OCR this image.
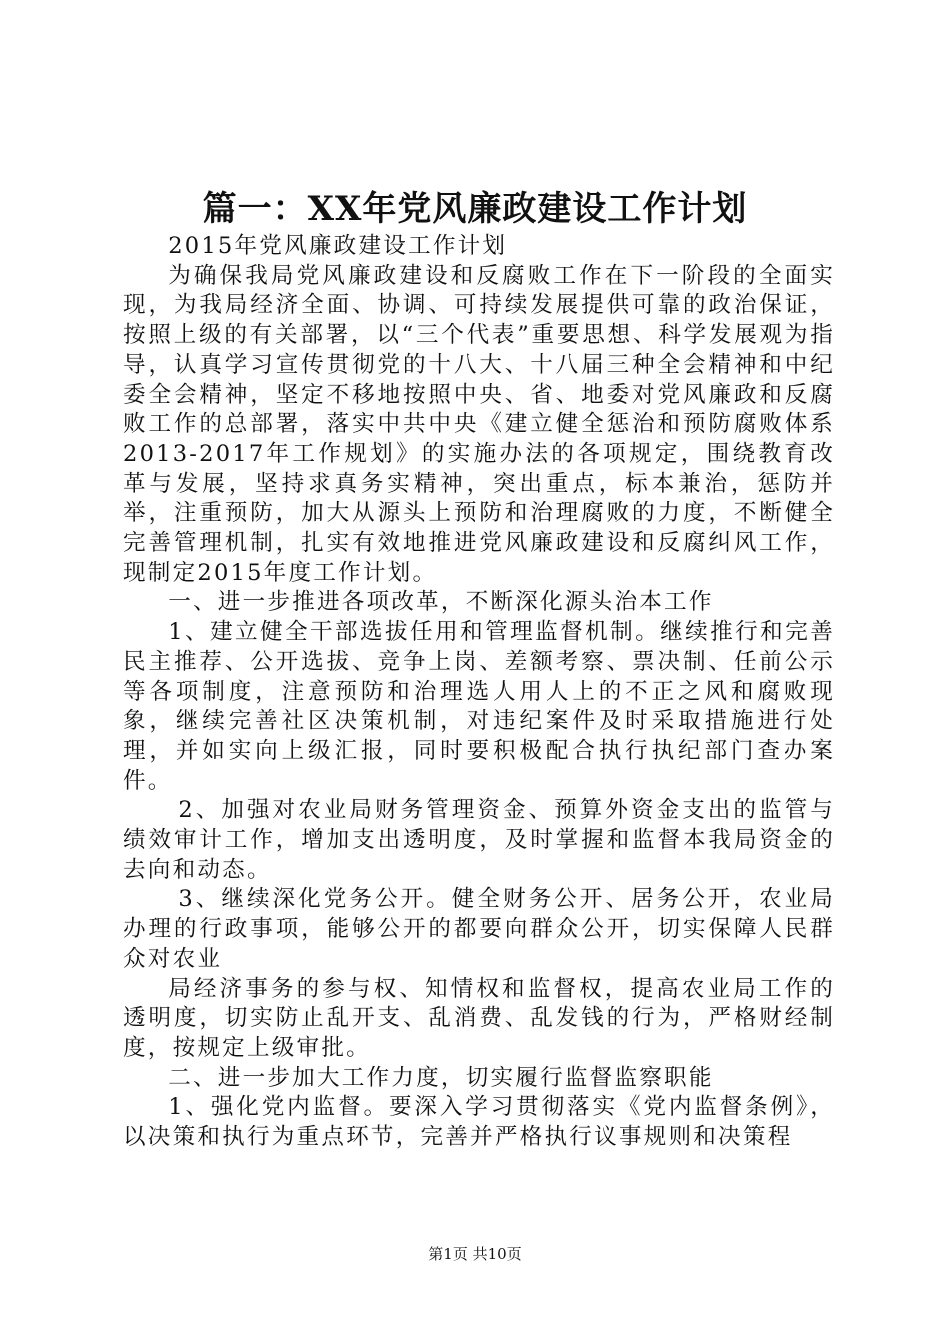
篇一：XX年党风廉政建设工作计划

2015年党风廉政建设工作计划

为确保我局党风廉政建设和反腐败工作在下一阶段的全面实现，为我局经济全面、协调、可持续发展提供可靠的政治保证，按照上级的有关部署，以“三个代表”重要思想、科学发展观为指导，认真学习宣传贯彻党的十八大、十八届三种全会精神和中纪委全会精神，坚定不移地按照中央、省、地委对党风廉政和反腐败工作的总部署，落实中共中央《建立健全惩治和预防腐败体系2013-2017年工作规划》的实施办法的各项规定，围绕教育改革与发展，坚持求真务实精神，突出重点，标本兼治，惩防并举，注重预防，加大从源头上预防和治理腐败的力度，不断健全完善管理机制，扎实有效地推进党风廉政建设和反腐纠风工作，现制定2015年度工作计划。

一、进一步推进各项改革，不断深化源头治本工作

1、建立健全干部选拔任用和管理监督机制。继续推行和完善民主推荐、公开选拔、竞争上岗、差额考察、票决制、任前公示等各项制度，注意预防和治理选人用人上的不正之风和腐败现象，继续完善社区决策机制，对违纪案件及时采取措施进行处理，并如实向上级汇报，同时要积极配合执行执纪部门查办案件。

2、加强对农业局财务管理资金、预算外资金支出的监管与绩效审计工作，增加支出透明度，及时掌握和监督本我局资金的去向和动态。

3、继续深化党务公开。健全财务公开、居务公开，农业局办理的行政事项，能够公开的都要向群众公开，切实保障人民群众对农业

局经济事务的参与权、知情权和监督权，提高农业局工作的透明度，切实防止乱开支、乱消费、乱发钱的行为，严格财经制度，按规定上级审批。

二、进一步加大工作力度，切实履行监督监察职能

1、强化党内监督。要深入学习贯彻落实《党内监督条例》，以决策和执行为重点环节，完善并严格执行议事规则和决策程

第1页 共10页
==========
- **Exercise task**
Quote the data exactly, leaving every image out of the copy.

- **Output for this task**
OCR this image.
篇一：XX年党风廉政建设工作计划

2015年党风廉政建设工作计划

为确保我局党风廉政建设和反腐败工作在下一阶段的全面实现，为我局经济全面、协调、可持续发展提供可靠的政治保证，按照上级的有关部署，以“三个代表”重要思想、科学发展观为指导，认真学习宣传贯彻党的十八大、十八届三种全会精神和中纪委全会精神，坚定不移地按照中央、省、地委对党风廉政和反腐败工作的总部署，落实中共中央《建立健全惩治和预防腐败体系2013-2017年工作规划》的实施办法的各项规定，围绕教育改革与发展，坚持求真务实精神，突出重点，标本兼治，惩防并举，注重预防，加大从源头上预防和治理腐败的力度，不断健全完善管理机制，扎实有效地推进党风廉政建设和反腐纠风工作，现制定2015年度工作计划。

一、进一步推进各项改革，不断深化源头治本工作

1、建立健全干部选拔任用和管理监督机制。继续推行和完善民主推荐、公开选拔、竞争上岗、差额考察、票决制、任前公示等各项制度，注意预防和治理选人用人上的不正之风和腐败现象，继续完善社区决策机制，对违纪案件及时采取措施进行处理，并如实向上级汇报，同时要积极配合执行执纪部门查办案件。

2、加强对农业局财务管理资金、预算外资金支出的监管与绩效审计工作，增加支出透明度，及时掌握和监督本我局资金的去向和动态。

3、继续深化党务公开。健全财务公开、居务公开，农业局办理的行政事项，能够公开的都要向群众公开，切实保障人民群众对农业

局经济事务的参与权、知情权和监督权，提高农业局工作的透明度，切实防止乱开支、乱消费、乱发钱的行为，严格财经制度，按规定上级审批。

二、进一步加大工作力度，切实履行监督监察职能

1、强化党内监督。要深入学习贯彻落实《党内监督条例》，以决策和执行为重点环节，完善并严格执行议事规则和决策程

第1页 共10页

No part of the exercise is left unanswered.